PROBLEM REQUIREMENTS
Return every line of the data below that includes the string "三国演义".

RECORDS FOR THIS TASK
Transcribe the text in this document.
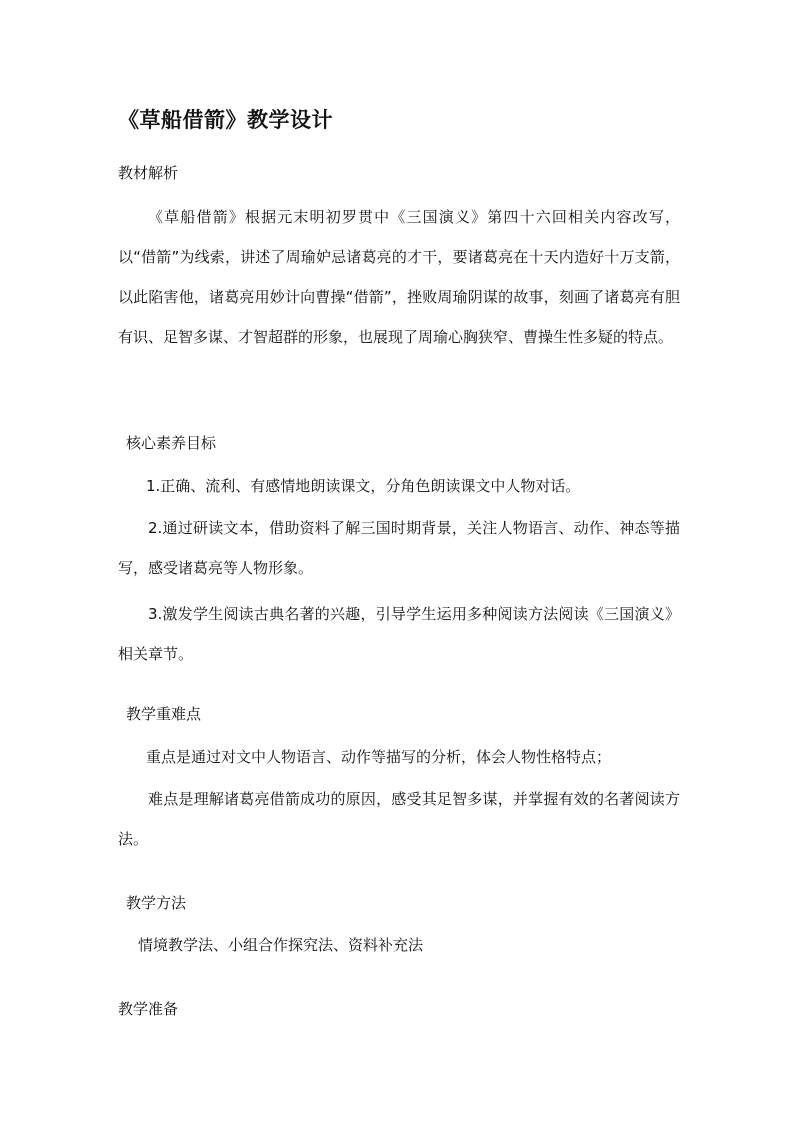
《草船借箭》教学设计
教材解析
《草船借箭》根据元末明初罗贯中《三国演义》第四十六回相关内容改写，以“借箭”为线索，讲述了周瑜妒忌诸葛亮的才干，要诸葛亮在十天内造好十万支箭，以此陷害他，诸葛亮用妙计向曹操“借箭”，挫败周瑜阴谋的故事，刻画了诸葛亮有胆有识、足智多谋、才智超群的形象，也展现了周瑜心胸狭窄、曹操生性多疑的特点。
核心素养目标
1.正确、流利、有感情地朗读课文，分角色朗读课文中人物对话。
2.通过研读文本，借助资料了解三国时期背景，关注人物语言、动作、神态等描写，感受诸葛亮等人物形象。
3.激发学生阅读古典名著的兴趣，引导学生运用多种阅读方法阅读《三国演义》相关章节。
教学重难点
重点是通过对文中人物语言、动作等描写的分析，体会人物性格特点；
难点是理解诸葛亮借箭成功的原因，感受其足智多谋，并掌握有效的名著阅读方法。
教学方法
情境教学法、小组合作探究法、资料补充法
教学准备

SOLUTION TO THE PROBLEM
《草船借箭》根据元末明初罗贯中《三国演义》第四十六回相关内容改写，以“借箭”为线索，讲述了周瑜妒忌诸葛亮的才干，要诸葛亮在十天内造好十万支箭，以此陷害他，诸葛亮用妙计向曹操“借箭”，挫败周瑜阴谋的故事，刻画了诸葛亮有胆有识、足智多谋、才智超群的形象，也展现了周瑜心胸狭窄、曹操生性多疑的特点。
3.激发学生阅读古典名著的兴趣，引导学生运用多种阅读方法阅读《三国演义》相关章节。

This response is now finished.